Assessing a novel sequencing-based approach for population genomics in non-model species

Recommended by ORCID_LOGO and ORCID_LOGO based on reviews by Valentin Wucher and 1 anonymous reviewer

Developing new sequencing and bioinformatic strategies for non-model species is of great interest in many applications, such as phylogenetic studies of diverse related species, but also for studies in population genomics, where a relatively large number of individuals is necessary. Different approaches have been developed and used in these last two decades, such as RAD-Seq (e.g., Miller et al. 2007), exome sequencing (e.g., Teer and Mullikin 2010) and other genome reduced representation methods that avoid the use of a good reference and well annotated genome (reviewed at Davey et al. 2011). However, population genomics studies require the analysis of numerous individuals, which makes the studies still expensive. Pooling samples was thought as an inexpensive strategy to obtain estimates of variability and other related to the frequency spectrum, thus allowing the study of variability at population level (e.g., Van Tassell et al. 2008), although the major drawback was the loss of information related to the linkage of the variants. In addition, population analysis using all these sequencing strategies require statistical and empirical validations that are not always fully performed. A number of studies aiming to obtain unbiased estimates of variability using reduced representation libraries and/or with pooled data have been performed (e.g., Futschik and Schlötterer 2010, Gautier et al. 2013, Ferretti et al. 2013, Lynch et al. 2014), as well as validation of new sequencing methods for population genetic analyses (e.g., Gautier et al. 2013, Nevado et al. 2014). Nevertheless, empirical validation using both pooled and individual experimental approaches combined with different bioinformatic methods has not been always performed.
Here, Deleury et al. (2020) proposed an efficient and elegant way of quantifying the single-nucleotide polymorphisms (SNPs) of exon-derived sequences in a non-model species (i.e. for which no reference genome sequence is available) at the population level scale. They also designed a new procedure to capture exon-derived sequences based on a reference transcriptome. In addition, they were able to make predictions of intron-exon boundaries for de novo transcripts based on the decay of read depth at the ends of the coding regions.
━━━━
◆ **REQUIRED WORK**:
1. From the sentence in the text on sequencing in non-model species that mentions studies "aiming to obtain unbiased estimates of variability," list every study it cites as an example of that work.
2. Do these statements agree with the text on sequencing in non-model species? For each, answer yes or no, and quote the words of the text that settle it.
(a) Pooling samples keeps the information about how variants are linked.
(b) Deleury et al. designed a procedure that captures exon-derived sequences using a reference transcriptome.
(c) The recommendation was based on reviews by two named reviewers.
━━━━
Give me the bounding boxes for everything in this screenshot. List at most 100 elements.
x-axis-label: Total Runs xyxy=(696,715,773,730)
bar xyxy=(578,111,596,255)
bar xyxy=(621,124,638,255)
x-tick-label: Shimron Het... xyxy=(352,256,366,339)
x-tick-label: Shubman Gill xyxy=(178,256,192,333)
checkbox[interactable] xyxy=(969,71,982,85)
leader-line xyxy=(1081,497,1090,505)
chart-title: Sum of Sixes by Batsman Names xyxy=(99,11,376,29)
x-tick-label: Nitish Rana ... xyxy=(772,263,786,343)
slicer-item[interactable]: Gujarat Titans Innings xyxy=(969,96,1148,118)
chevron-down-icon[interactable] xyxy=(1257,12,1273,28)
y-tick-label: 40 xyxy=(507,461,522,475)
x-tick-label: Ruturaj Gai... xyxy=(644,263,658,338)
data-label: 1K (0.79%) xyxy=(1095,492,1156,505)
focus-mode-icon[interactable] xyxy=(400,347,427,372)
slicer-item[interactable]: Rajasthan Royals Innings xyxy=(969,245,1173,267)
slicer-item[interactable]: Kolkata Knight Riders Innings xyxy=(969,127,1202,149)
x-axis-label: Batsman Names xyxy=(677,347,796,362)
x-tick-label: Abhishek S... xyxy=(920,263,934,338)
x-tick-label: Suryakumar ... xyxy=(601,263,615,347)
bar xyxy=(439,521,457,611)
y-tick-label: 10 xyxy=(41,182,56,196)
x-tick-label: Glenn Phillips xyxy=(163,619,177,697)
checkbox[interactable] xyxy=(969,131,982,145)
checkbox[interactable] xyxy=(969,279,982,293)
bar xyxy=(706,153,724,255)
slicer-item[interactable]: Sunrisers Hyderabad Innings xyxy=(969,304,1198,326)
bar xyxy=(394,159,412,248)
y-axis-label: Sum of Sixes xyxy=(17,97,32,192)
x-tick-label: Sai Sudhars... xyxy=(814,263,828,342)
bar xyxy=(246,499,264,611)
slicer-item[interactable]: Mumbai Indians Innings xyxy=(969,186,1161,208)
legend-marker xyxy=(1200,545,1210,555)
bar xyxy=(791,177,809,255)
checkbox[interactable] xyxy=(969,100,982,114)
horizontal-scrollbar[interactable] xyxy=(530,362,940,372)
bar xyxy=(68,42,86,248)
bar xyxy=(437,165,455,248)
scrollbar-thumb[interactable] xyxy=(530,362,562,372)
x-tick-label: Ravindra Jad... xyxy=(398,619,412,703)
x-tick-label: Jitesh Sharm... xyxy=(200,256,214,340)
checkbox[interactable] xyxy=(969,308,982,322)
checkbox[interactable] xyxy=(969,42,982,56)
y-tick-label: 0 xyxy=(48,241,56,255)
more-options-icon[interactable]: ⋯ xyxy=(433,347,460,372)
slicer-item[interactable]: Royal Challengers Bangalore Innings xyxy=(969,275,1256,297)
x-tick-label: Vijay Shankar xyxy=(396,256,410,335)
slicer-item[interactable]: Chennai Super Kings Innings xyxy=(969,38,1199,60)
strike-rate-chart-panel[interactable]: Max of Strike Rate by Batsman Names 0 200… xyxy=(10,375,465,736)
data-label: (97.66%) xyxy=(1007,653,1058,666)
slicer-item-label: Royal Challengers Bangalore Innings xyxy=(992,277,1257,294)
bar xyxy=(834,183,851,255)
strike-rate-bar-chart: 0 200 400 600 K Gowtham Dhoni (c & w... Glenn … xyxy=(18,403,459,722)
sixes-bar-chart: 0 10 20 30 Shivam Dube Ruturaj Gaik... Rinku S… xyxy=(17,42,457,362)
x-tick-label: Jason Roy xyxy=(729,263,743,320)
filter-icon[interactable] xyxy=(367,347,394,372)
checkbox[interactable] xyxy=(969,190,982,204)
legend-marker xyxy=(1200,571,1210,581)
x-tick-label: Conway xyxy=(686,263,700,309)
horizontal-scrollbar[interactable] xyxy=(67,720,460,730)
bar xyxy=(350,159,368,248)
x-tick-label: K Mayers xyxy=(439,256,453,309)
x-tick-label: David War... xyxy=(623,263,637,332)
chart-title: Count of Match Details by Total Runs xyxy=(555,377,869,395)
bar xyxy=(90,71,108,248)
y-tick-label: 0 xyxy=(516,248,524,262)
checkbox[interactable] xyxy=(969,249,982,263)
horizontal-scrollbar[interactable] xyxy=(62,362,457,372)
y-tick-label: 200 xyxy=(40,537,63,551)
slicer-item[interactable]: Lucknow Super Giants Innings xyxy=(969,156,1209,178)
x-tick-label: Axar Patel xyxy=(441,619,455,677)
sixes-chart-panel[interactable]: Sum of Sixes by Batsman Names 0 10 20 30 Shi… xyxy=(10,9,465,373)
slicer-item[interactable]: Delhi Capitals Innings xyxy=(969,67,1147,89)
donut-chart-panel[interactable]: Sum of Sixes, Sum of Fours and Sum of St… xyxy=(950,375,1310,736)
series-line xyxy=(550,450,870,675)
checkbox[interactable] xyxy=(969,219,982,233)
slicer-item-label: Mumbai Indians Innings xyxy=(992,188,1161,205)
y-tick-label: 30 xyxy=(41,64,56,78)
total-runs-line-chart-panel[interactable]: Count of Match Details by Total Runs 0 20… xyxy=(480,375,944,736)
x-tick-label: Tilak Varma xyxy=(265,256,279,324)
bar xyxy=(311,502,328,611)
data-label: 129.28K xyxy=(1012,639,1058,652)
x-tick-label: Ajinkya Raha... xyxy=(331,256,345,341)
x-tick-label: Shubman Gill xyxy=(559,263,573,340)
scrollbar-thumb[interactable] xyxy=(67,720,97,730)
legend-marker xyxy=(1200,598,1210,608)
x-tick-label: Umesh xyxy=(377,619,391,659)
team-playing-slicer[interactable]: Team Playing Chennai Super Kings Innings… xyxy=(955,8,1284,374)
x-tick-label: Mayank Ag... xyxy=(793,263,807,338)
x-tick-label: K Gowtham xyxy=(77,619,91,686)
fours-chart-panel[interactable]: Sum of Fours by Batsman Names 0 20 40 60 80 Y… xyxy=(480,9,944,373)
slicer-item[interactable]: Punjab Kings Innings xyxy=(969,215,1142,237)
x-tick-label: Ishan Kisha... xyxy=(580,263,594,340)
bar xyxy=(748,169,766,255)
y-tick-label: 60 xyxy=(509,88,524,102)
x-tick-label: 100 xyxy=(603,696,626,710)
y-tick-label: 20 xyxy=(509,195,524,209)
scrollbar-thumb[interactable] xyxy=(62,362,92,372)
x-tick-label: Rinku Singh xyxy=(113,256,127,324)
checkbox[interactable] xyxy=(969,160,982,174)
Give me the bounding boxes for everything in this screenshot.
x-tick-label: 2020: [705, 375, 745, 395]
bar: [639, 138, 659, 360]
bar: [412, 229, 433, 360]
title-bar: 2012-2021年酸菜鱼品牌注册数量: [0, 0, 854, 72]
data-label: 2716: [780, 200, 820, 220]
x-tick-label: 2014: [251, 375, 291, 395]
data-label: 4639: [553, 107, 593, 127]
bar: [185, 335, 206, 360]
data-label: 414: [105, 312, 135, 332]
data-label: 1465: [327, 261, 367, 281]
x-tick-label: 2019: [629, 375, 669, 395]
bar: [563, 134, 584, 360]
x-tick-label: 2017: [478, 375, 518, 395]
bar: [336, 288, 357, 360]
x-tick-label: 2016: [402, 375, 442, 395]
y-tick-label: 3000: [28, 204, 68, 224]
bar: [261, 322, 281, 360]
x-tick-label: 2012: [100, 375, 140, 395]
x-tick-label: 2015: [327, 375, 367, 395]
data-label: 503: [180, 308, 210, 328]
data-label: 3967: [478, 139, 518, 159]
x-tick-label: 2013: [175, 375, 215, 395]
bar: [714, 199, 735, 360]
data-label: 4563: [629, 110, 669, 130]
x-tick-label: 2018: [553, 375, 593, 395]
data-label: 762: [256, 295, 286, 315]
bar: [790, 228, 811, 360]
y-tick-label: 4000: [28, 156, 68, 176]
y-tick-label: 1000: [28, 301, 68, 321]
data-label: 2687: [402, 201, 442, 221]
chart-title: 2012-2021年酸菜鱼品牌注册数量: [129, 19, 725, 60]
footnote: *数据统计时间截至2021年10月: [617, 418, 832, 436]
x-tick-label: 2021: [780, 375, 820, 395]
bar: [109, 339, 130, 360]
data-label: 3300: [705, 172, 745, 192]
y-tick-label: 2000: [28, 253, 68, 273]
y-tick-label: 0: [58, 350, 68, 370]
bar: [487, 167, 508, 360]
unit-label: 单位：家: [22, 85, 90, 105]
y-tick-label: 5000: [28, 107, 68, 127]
━━━━
◆ **REPLIES**:
1.
Futschik and Schlötterer 2010
Gautier et al. 2013
Ferretti et al. 2013
Lynch et al. 2014

2.
(a) No: "the major drawback was the loss of information related to the linkage of the variants"
(b) Yes: "They also designed a new procedure to capture exon-derived sequences based on a reference transcriptome."
(c) No: "based on reviews by Valentin Wucher and 1 anonymous reviewer"